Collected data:

◆ ◆ ◆ ◆

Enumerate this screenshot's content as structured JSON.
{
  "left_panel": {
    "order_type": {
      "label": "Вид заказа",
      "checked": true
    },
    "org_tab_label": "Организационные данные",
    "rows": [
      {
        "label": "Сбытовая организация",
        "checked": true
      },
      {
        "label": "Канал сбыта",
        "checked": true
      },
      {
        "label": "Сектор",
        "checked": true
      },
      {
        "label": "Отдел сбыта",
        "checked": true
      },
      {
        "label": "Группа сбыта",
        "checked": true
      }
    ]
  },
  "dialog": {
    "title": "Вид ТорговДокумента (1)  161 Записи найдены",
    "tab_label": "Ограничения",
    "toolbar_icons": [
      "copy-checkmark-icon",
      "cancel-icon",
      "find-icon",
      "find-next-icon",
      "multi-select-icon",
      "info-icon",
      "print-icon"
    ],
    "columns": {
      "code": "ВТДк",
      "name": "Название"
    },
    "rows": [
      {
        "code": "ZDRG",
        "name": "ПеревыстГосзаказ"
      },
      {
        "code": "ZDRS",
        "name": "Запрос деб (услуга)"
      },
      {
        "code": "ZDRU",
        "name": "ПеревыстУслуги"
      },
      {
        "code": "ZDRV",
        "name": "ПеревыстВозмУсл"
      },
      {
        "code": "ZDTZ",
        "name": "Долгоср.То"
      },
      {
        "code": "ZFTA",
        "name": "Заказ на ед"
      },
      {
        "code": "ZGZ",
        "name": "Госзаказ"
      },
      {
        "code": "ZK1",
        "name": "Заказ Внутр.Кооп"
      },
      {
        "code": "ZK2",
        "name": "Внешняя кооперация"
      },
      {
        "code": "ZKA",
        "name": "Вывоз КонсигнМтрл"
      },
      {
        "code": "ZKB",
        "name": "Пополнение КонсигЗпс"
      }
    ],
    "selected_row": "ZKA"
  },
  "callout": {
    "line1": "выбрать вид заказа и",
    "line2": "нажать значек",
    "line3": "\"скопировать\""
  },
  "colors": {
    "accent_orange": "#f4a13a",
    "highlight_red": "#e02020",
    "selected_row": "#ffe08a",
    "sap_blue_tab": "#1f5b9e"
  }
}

◆ ◆ ◆ ◆

TASK REQUIREMENTS:
Transcribe all of the entries without altering anything.

OUTPUT:
Enumerate this screenshot's content as structured JSON.
{
  "left_panel": {
    "order_type": {
      "label": "Вид заказа",
      "checked": true
    },
    "org_tab_label": "Организационные данные",
    "rows": [
      {
        "label": "Сбытовая организация",
        "checked": true
      },
      {
        "label": "Канал сбыта",
        "checked": true
      },
      {
        "label": "Сектор",
        "checked": true
      },
      {
        "label": "Отдел сбыта",
        "checked": true
      },
      {
        "label": "Группа сбыта",
        "checked": true
      }
    ]
  },
  "dialog": {
    "title": "Вид ТорговДокумента (1)  161 Записи найдены",
    "tab_label": "Ограничения",
    "toolbar_icons": [
      "copy-checkmark-icon",
      "cancel-icon",
      "find-icon",
      "find-next-icon",
      "multi-select-icon",
      "info-icon",
      "print-icon"
    ],
    "columns": {
      "code": "ВТДк",
      "name": "Название"
    },
    "rows": [
      {
        "code": "ZDRG",
        "name": "ПеревыстГосзаказ"
      },
      {
        "code": "ZDRS",
        "name": "Запрос деб (услуга)"
      },
      {
        "code": "ZDRU",
        "name": "ПеревыстУслуги"
      },
      {
        "code": "ZDRV",
        "name": "ПеревыстВозмУсл"
      },
      {
        "code": "ZDTZ",
        "name": "Долгоср.То"
      },
      {
        "code": "ZFTA",
        "name": "Заказ на ед"
      },
      {
        "code": "ZGZ",
        "name": "Госзаказ"
      },
      {
        "code": "ZK1",
        "name": "Заказ Внутр.Кооп"
      },
      {
        "code": "ZK2",
        "name": "Внешняя кооперация"
      },
      {
        "code": "ZKA",
        "name": "Вывоз КонсигнМтрл"
      },
      {
        "code": "ZKB",
        "name": "Пополнение КонсигЗпс"
      }
    ],
    "selected_row": "ZKA"
  },
  "callout": {
    "line1": "выбрать вид заказа и",
    "line2": "нажать значек",
    "line3": "\"скопировать\""
  },
  "colors": {
    "accent_orange": "#f4a13a",
    "highlight_red": "#e02020",
    "selected_row": "#ffe08a",
    "sap_blue_tab": "#1f5b9e"
  }
}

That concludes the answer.